- _EXERCISE GOAL_
Restate all the material verbatim, except for the pictures.

[Saved data entries]

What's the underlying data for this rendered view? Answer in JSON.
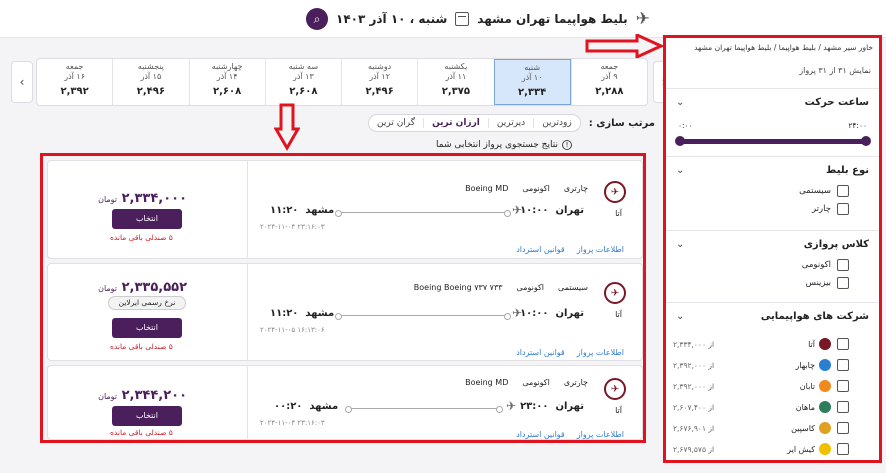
{
  "header": {
    "route_title": "بلیط هواپیما تهران مشهد",
    "date": "شنبه ، ۱۰ آذر ۱۴۰۳"
  },
  "date_strip": [
    {
      "day": "جمعه",
      "date": "۹ آذر",
      "price": "۲,۲۸۸",
      "active": false
    },
    {
      "day": "شنبه",
      "date": "۱۰ آذر",
      "price": "۲,۳۳۴",
      "active": true
    },
    {
      "day": "یکشنبه",
      "date": "۱۱ آذر",
      "price": "۲,۳۷۵",
      "active": false
    },
    {
      "day": "دوشنبه",
      "date": "۱۲ آذر",
      "price": "۲,۴۹۶",
      "active": false
    },
    {
      "day": "سه شنبه",
      "date": "۱۳ آذر",
      "price": "۲,۶۰۸",
      "active": false
    },
    {
      "day": "چهارشنبه",
      "date": "۱۴ آذر",
      "price": "۲,۶۰۸",
      "active": false
    },
    {
      "day": "پنجشنبه",
      "date": "۱۵ آذر",
      "price": "۲,۴۹۶",
      "active": false
    },
    {
      "day": "جمعه",
      "date": "۱۶ آذر",
      "price": "۲,۳۹۲",
      "active": false
    }
  ],
  "sort": {
    "label": "مرتب سازی :",
    "options": [
      "زودترین",
      "دیرترین",
      "ارزان ترین",
      "گران ترین"
    ],
    "active": "ارزان ترین"
  },
  "info_text": "نتایج جستجوی پرواز انتخابی شما",
  "flights": [
    {
      "airline": "آتا",
      "type": "چارتری",
      "class": "اکونومی",
      "aircraft": "Boeing MD",
      "origin": "تهران",
      "dep_time": "۱۰:۰۰",
      "destination": "مشهد",
      "arr_time": "۱۱:۲۰",
      "stamp": "۲۰۲۴-۱۱-۰۴ ۲۳:۱۶:۰۳",
      "price": "۲,۳۳۴,۰۰۰",
      "currency": "تومان",
      "official": "",
      "select": "انتخاب",
      "seats": "۵ صندلی باقی مانده",
      "link_info": "اطلاعات پرواز",
      "link_refund": "قوانین استرداد"
    },
    {
      "airline": "آتا",
      "type": "سیستمی",
      "class": "اکونومی",
      "aircraft": "Boeing Boeing ۷۳۷ ۷۳۳",
      "origin": "تهران",
      "dep_time": "۱۰:۰۰",
      "destination": "مشهد",
      "arr_time": "۱۱:۲۰",
      "stamp": "۲۰۲۴-۱۱-۰۵ ۱۶:۱۳:۰۶",
      "price": "۲,۳۳۵,۵۵۲",
      "currency": "تومان",
      "official": "نرخ رسمی ایرلاین",
      "select": "انتخاب",
      "seats": "۵ صندلی باقی مانده",
      "link_info": "اطلاعات پرواز",
      "link_refund": "قوانین استرداد"
    },
    {
      "airline": "آتا",
      "type": "چارتری",
      "class": "اکونومی",
      "aircraft": "Boeing MD",
      "origin": "تهران",
      "dep_time": "۲۳:۰۰",
      "destination": "مشهد",
      "arr_time": "۰۰:۲۰",
      "stamp": "۲۰۲۴-۱۱-۰۴ ۲۳:۱۶:۰۳",
      "price": "۲,۳۴۴,۲۰۰",
      "currency": "تومان",
      "official": "",
      "select": "انتخاب",
      "seats": "۵ صندلی باقی مانده",
      "link_info": "اطلاعات پرواز",
      "link_refund": "قوانین استرداد"
    }
  ],
  "sidebar": {
    "breadcrumb": "خاور سیر مشهد / بلیط هواپیما / بلیط هواپیما تهران مشهد",
    "showing": "نمایش ۳۱ از ۳۱ پرواز",
    "departure": {
      "title": "ساعت حرکت",
      "min": "۰:۰۰",
      "max": "۲۴:۰۰"
    },
    "ticket_type": {
      "title": "نوع بلیط",
      "items": [
        "سیستمی",
        "چارتر"
      ]
    },
    "flight_class": {
      "title": "کلاس پروازی",
      "items": [
        "اکونومی",
        "بیزینس"
      ]
    },
    "airlines": {
      "title": "شرکت های هواپیمایی",
      "items": [
        {
          "name": "آتا",
          "from": "از ۲,۳۳۴,۰۰۰",
          "color": "#7a1724"
        },
        {
          "name": "چابهار",
          "from": "از ۲,۳۹۲,۰۰۰",
          "color": "#2a7fd0"
        },
        {
          "name": "تابان",
          "from": "از ۲,۳۹۲,۰۰۰",
          "color": "#f08a1c"
        },
        {
          "name": "ماهان",
          "from": "از ۲,۶۰۷,۴۰۰",
          "color": "#2d7d5a"
        },
        {
          "name": "کاسپین",
          "from": "از ۲,۶۷۶,۹۰۱",
          "color": "#e0a020"
        },
        {
          "name": "کیش ایر",
          "from": "از ۲,۶۷۹,۵۷۵",
          "color": "#f0c000"
        }
      ]
    }
  },
  "colors": {
    "brand": "#4a1f5c",
    "highlight": "#e0141e",
    "link": "#2e7bd1",
    "active_date": "#d6e7fb"
  }
}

- _RESPONSE_
What's the underlying data for this rendered view? Answer in JSON.
{
  "header": {
    "route_title": "بلیط هواپیما تهران مشهد",
    "date": "شنبه ، ۱۰ آذر ۱۴۰۳"
  },
  "date_strip": [
    {
      "day": "جمعه",
      "date": "۹ آذر",
      "price": "۲,۲۸۸",
      "active": false
    },
    {
      "day": "شنبه",
      "date": "۱۰ آذر",
      "price": "۲,۳۳۴",
      "active": true
    },
    {
      "day": "یکشنبه",
      "date": "۱۱ آذر",
      "price": "۲,۳۷۵",
      "active": false
    },
    {
      "day": "دوشنبه",
      "date": "۱۲ آذر",
      "price": "۲,۴۹۶",
      "active": false
    },
    {
      "day": "سه شنبه",
      "date": "۱۳ آذر",
      "price": "۲,۶۰۸",
      "active": false
    },
    {
      "day": "چهارشنبه",
      "date": "۱۴ آذر",
      "price": "۲,۶۰۸",
      "active": false
    },
    {
      "day": "پنجشنبه",
      "date": "۱۵ آذر",
      "price": "۲,۴۹۶",
      "active": false
    },
    {
      "day": "جمعه",
      "date": "۱۶ آذر",
      "price": "۲,۳۹۲",
      "active": false
    }
  ],
  "sort": {
    "label": "مرتب سازی :",
    "options": [
      "زودترین",
      "دیرترین",
      "ارزان ترین",
      "گران ترین"
    ],
    "active": "ارزان ترین"
  },
  "info_text": "نتایج جستجوی پرواز انتخابی شما",
  "flights": [
    {
      "airline": "آتا",
      "type": "چارتری",
      "class": "اکونومی",
      "aircraft": "Boeing MD",
      "origin": "تهران",
      "dep_time": "۱۰:۰۰",
      "destination": "مشهد",
      "arr_time": "۱۱:۲۰",
      "stamp": "۲۰۲۴-۱۱-۰۴ ۲۳:۱۶:۰۳",
      "price": "۲,۳۳۴,۰۰۰",
      "currency": "تومان",
      "official": "",
      "select": "انتخاب",
      "seats": "۵ صندلی باقی مانده",
      "link_info": "اطلاعات پرواز",
      "link_refund": "قوانین استرداد"
    },
    {
      "airline": "آتا",
      "type": "سیستمی",
      "class": "اکونومی",
      "aircraft": "Boeing Boeing ۷۳۷ ۷۳۳",
      "origin": "تهران",
      "dep_time": "۱۰:۰۰",
      "destination": "مشهد",
      "arr_time": "۱۱:۲۰",
      "stamp": "۲۰۲۴-۱۱-۰۵ ۱۶:۱۳:۰۶",
      "price": "۲,۳۳۵,۵۵۲",
      "currency": "تومان",
      "official": "نرخ رسمی ایرلاین",
      "select": "انتخاب",
      "seats": "۵ صندلی باقی مانده",
      "link_info": "اطلاعات پرواز",
      "link_refund": "قوانین استرداد"
    },
    {
      "airline": "آتا",
      "type": "چارتری",
      "class": "اکونومی",
      "aircraft": "Boeing MD",
      "origin": "تهران",
      "dep_time": "۲۳:۰۰",
      "destination": "مشهد",
      "arr_time": "۰۰:۲۰",
      "stamp": "۲۰۲۴-۱۱-۰۴ ۲۳:۱۶:۰۳",
      "price": "۲,۳۴۴,۲۰۰",
      "currency": "تومان",
      "official": "",
      "select": "انتخاب",
      "seats": "۵ صندلی باقی مانده",
      "link_info": "اطلاعات پرواز",
      "link_refund": "قوانین استرداد"
    }
  ],
  "sidebar": {
    "breadcrumb": "خاور سیر مشهد / بلیط هواپیما / بلیط هواپیما تهران مشهد",
    "showing": "نمایش ۳۱ از ۳۱ پرواز",
    "departure": {
      "title": "ساعت حرکت",
      "min": "۰:۰۰",
      "max": "۲۴:۰۰"
    },
    "ticket_type": {
      "title": "نوع بلیط",
      "items": [
        "سیستمی",
        "چارتر"
      ]
    },
    "flight_class": {
      "title": "کلاس پروازی",
      "items": [
        "اکونومی",
        "بیزینس"
      ]
    },
    "airlines": {
      "title": "شرکت های هواپیمایی",
      "items": [
        {
          "name": "آتا",
          "from": "از ۲,۳۳۴,۰۰۰",
          "color": "#7a1724"
        },
        {
          "name": "چابهار",
          "from": "از ۲,۳۹۲,۰۰۰",
          "color": "#2a7fd0"
        },
        {
          "name": "تابان",
          "from": "از ۲,۳۹۲,۰۰۰",
          "color": "#f08a1c"
        },
        {
          "name": "ماهان",
          "from": "از ۲,۶۰۷,۴۰۰",
          "color": "#2d7d5a"
        },
        {
          "name": "کاسپین",
          "from": "از ۲,۶۷۶,۹۰۱",
          "color": "#e0a020"
        },
        {
          "name": "کیش ایر",
          "from": "از ۲,۶۷۹,۵۷۵",
          "color": "#f0c000"
        }
      ]
    }
  },
  "colors": {
    "brand": "#4a1f5c",
    "highlight": "#e0141e",
    "link": "#2e7bd1",
    "active_date": "#d6e7fb"
  }
}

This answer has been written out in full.